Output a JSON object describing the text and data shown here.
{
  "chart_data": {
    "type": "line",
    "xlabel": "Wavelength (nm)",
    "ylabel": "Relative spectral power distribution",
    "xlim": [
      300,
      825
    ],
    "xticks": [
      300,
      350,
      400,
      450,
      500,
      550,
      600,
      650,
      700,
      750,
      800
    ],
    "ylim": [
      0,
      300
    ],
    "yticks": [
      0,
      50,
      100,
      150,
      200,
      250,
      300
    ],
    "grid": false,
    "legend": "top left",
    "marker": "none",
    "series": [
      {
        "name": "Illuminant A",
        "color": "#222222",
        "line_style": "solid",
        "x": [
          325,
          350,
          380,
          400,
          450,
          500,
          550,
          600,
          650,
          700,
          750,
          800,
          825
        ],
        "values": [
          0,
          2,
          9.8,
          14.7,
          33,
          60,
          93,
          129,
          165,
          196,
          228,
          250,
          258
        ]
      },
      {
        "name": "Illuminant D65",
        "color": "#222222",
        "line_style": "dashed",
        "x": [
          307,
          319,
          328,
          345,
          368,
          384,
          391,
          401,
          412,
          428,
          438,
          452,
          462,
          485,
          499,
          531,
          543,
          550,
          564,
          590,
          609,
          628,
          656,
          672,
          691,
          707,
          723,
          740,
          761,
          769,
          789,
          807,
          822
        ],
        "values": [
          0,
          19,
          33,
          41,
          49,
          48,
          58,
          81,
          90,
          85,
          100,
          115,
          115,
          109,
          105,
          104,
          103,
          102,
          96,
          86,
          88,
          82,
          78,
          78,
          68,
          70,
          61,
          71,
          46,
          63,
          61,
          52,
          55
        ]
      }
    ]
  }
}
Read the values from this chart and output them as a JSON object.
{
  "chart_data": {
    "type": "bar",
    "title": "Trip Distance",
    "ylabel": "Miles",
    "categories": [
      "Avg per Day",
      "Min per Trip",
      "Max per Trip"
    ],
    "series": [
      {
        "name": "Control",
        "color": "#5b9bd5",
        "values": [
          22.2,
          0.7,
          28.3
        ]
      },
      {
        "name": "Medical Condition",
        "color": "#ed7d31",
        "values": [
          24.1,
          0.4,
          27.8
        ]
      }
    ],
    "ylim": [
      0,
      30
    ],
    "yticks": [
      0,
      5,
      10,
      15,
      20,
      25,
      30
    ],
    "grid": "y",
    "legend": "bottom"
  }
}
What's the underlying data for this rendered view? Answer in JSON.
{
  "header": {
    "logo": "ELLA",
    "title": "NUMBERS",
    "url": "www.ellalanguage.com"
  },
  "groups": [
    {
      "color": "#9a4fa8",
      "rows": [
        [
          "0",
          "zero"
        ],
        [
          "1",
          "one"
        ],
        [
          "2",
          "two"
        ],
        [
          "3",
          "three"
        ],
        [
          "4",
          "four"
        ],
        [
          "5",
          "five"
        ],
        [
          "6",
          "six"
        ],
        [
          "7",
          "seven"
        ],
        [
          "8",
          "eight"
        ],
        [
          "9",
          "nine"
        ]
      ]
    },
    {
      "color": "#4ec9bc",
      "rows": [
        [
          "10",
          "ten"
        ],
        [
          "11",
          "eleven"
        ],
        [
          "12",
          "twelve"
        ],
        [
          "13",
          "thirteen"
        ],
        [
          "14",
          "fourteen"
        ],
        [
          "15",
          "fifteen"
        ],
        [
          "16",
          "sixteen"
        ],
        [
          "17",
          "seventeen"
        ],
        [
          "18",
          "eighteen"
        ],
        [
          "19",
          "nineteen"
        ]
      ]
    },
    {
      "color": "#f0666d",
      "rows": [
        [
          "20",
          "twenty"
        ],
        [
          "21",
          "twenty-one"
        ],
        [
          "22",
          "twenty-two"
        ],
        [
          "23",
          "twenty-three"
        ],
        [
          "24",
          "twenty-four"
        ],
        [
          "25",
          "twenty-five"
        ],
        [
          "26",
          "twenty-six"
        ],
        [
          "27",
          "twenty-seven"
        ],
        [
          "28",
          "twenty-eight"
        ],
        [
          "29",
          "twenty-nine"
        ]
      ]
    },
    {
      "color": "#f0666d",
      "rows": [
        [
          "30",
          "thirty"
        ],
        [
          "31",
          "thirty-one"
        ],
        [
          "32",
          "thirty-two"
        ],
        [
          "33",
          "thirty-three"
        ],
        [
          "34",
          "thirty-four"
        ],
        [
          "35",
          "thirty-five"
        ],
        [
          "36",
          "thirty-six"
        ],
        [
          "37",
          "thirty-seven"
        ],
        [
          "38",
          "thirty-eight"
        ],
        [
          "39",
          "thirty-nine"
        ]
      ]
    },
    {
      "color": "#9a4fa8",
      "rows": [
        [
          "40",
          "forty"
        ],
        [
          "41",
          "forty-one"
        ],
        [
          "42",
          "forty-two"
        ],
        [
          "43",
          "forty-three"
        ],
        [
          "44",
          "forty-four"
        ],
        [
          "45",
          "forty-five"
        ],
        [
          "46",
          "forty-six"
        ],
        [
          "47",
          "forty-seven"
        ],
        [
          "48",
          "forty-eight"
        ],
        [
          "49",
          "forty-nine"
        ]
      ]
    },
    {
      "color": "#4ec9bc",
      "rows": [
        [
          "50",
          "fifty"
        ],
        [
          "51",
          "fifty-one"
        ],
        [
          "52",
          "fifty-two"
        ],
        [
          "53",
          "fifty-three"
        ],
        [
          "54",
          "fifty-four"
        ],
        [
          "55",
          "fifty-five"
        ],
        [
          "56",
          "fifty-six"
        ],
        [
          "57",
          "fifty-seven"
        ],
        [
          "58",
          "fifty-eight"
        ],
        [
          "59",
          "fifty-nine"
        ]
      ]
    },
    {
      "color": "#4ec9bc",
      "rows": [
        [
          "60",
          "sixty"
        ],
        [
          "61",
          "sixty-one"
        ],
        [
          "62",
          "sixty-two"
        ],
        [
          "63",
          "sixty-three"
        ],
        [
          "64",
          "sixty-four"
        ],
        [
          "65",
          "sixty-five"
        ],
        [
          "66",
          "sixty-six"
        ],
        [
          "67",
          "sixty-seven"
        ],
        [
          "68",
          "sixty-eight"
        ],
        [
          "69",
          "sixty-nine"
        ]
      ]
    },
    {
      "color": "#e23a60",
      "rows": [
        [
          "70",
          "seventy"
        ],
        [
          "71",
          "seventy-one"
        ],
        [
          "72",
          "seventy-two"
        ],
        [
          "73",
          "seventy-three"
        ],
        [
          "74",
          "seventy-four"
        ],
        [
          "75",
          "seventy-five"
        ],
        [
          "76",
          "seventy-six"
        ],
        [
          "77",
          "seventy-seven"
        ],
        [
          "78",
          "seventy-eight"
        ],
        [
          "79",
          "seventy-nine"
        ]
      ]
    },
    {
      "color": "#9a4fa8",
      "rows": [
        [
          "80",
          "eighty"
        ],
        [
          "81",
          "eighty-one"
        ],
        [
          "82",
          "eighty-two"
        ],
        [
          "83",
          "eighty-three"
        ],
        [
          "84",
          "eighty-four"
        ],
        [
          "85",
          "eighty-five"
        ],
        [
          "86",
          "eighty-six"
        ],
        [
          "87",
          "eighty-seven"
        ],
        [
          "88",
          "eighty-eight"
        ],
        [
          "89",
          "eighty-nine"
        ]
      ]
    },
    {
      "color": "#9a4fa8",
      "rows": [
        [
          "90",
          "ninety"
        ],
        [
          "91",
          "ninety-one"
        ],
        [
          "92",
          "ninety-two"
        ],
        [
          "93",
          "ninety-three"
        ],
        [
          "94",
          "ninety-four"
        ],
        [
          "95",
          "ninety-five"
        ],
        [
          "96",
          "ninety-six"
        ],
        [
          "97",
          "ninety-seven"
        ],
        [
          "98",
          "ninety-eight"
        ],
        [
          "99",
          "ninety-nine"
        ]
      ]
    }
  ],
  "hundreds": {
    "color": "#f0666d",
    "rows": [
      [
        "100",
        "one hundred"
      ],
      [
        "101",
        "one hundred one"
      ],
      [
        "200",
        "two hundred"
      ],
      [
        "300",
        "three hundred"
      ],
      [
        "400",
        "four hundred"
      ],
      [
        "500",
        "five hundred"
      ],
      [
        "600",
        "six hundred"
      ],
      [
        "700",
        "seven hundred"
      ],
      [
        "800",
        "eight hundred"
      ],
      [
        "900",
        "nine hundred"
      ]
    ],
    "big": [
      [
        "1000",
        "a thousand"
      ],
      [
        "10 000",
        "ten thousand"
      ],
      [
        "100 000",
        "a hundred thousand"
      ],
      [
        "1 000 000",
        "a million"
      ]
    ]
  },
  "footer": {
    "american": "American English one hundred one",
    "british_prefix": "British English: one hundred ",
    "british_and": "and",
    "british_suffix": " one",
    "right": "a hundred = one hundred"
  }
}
------
- **EXERCISE DETAILS**: Give the number of lines in the records above that contain the word "Illuminant". Reply with that number alone.

- **THE RESPONSE**: 2